> Task statement
Below are some records. Pull every line that contains the word "Obrazovania".

> Records excerpted from a collection
* * *

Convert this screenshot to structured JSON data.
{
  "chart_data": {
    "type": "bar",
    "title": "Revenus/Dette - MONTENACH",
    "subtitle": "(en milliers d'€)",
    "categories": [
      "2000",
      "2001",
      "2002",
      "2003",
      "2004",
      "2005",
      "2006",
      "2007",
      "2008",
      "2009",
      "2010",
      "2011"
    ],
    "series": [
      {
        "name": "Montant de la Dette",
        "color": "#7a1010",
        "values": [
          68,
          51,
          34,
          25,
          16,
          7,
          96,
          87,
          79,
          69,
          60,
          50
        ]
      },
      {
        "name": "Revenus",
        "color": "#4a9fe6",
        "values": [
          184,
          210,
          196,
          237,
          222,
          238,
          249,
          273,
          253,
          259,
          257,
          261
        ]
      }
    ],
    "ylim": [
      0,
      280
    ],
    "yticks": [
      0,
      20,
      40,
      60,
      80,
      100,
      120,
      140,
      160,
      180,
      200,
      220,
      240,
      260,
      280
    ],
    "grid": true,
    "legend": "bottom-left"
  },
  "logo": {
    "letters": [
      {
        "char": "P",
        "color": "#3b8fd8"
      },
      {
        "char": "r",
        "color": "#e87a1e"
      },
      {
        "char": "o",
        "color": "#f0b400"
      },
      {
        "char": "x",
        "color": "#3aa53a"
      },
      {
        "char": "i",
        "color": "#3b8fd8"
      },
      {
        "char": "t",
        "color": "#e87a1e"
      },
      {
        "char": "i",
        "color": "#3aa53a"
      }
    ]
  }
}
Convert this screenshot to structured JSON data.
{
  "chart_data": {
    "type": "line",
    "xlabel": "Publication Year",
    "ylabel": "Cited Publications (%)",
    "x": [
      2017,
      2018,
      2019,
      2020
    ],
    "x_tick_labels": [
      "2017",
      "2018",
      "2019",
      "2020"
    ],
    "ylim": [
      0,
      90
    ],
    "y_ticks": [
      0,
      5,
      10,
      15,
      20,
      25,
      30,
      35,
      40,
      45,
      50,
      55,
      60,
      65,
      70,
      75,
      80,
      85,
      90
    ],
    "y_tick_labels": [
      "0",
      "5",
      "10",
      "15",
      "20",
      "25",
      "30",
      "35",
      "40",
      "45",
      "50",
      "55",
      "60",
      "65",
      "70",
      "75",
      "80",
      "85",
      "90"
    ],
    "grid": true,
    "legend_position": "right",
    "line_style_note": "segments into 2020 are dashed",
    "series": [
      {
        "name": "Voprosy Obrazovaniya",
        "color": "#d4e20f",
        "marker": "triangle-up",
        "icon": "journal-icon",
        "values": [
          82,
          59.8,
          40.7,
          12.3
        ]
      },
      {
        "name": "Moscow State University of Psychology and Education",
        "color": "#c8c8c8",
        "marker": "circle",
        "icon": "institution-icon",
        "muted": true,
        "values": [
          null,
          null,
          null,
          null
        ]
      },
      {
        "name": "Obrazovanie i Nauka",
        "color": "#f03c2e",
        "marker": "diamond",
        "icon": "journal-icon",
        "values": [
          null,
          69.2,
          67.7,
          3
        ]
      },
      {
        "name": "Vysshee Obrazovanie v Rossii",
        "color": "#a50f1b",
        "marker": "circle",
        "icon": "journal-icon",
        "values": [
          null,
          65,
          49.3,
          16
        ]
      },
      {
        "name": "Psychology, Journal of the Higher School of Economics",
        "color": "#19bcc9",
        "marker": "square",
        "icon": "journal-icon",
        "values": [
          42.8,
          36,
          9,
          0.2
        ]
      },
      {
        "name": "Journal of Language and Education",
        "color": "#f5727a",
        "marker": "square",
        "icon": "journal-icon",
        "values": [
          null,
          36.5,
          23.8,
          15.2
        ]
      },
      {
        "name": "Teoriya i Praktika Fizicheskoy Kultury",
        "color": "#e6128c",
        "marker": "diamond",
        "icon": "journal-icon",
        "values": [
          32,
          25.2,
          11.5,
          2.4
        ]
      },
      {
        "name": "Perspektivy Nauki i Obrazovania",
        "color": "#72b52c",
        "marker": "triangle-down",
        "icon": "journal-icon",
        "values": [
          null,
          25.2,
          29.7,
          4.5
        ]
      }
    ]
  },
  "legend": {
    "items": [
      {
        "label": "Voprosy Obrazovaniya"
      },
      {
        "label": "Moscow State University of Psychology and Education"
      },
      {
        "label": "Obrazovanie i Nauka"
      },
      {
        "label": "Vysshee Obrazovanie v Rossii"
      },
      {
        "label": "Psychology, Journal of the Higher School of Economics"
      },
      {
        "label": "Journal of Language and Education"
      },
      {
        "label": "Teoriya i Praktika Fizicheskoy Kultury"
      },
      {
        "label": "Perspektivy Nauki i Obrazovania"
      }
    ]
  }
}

* * *

> Task output
        "name": "Perspektivy Nauki i Obrazovania",
        "label": "Perspektivy Nauki i Obrazovania"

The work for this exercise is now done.